(Data items)

════════

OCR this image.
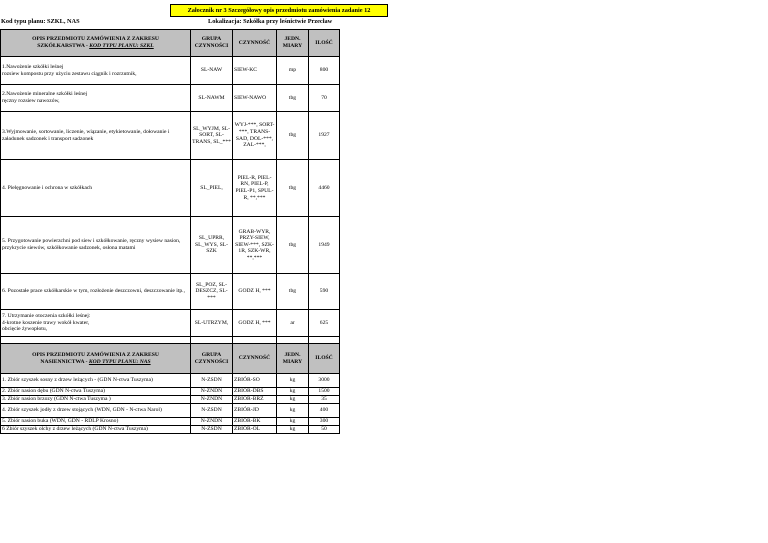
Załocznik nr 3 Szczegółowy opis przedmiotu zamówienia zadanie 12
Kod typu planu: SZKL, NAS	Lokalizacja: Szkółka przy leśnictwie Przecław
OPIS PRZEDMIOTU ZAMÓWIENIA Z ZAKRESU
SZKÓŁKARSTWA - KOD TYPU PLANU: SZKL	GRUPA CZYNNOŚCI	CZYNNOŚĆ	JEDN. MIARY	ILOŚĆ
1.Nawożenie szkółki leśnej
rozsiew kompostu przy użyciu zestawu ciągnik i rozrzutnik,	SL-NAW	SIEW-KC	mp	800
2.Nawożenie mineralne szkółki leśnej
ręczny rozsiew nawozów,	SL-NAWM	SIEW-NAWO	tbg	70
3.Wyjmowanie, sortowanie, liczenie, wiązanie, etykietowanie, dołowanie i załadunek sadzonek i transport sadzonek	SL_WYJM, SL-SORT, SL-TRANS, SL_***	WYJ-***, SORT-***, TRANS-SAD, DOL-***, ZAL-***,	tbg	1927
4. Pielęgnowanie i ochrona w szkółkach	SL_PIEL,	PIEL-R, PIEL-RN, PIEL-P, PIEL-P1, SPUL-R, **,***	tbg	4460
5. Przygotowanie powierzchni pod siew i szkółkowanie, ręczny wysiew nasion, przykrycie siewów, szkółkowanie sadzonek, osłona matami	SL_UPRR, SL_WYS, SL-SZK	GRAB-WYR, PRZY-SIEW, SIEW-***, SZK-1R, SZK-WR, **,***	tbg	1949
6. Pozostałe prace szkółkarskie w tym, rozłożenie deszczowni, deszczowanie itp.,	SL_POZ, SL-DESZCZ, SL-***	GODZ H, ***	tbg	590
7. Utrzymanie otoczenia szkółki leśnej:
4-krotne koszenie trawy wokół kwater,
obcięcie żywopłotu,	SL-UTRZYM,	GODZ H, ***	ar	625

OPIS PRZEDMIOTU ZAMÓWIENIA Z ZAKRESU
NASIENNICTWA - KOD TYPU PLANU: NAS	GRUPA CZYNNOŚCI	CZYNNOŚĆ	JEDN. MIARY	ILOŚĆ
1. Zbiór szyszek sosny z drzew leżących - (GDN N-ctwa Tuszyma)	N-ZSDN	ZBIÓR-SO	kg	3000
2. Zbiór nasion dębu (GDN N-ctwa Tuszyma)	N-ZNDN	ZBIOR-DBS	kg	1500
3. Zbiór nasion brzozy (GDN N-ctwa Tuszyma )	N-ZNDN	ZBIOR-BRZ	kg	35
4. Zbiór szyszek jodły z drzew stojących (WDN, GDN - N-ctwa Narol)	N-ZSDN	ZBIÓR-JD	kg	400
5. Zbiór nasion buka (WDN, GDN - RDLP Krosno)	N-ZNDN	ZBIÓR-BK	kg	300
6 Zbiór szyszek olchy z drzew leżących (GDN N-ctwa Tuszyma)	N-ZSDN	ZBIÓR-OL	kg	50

════════

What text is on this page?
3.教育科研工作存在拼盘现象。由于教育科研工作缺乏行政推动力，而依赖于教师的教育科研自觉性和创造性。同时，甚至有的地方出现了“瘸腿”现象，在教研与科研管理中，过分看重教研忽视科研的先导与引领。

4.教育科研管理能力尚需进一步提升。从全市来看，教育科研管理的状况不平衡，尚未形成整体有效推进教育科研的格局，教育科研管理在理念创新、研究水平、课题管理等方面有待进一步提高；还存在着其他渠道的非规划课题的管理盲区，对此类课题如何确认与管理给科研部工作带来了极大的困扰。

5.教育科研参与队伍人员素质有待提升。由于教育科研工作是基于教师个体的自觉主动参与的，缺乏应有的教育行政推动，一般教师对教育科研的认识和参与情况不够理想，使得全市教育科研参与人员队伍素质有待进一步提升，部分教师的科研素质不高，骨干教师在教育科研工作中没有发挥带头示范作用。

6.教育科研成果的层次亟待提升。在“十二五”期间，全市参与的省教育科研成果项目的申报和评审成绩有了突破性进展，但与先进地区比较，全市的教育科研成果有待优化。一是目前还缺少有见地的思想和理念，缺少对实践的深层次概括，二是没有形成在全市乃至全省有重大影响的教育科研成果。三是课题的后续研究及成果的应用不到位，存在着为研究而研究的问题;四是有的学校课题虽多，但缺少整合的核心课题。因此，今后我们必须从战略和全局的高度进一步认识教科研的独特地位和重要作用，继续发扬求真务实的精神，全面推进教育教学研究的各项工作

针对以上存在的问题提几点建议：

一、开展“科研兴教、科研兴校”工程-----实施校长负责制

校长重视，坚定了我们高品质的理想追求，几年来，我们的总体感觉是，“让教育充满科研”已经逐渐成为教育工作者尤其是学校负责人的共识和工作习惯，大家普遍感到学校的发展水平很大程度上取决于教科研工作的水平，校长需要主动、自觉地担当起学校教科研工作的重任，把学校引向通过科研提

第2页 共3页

════════

- _INSTRUCTIONS TO FOLLOW_: All lines above with "SZKL" in them should be returned.

- _IN RESPONSE_:
Kod typu planu: SZKL, NAS	Lokalizacja: Szkółka przy leśnictwie Przecław
SZKÓŁKARSTWA - KOD TYPU PLANU: SZKL	GRUPA CZYNNOŚCI	CZYNNOŚĆ	JEDN. MIARY	ILOŚĆ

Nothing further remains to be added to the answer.